• [Request]:
Extract all lines in the data that contain the word "everything".

• [Exercise material]:
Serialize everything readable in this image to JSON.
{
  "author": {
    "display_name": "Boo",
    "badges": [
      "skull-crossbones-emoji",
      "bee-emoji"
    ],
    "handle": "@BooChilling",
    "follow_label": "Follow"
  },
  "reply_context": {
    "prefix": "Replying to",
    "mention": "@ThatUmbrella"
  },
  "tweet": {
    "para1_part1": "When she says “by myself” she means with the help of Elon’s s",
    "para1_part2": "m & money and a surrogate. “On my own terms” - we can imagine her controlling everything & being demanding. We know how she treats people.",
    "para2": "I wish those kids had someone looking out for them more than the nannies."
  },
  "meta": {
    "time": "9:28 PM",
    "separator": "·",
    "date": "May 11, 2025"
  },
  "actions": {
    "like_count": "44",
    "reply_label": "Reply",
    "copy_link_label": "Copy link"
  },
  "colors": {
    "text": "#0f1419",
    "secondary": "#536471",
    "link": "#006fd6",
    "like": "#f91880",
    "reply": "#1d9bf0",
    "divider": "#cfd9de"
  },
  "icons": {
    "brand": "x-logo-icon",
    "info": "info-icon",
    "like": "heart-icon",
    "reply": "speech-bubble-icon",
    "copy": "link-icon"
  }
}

• [Task result]:
Serialize everything readable in this image to JSON.
    "para1_part2": "m & money and a surrogate. “On my own terms” - we can imagine her controlling everything & being demanding. We know how she treats people.",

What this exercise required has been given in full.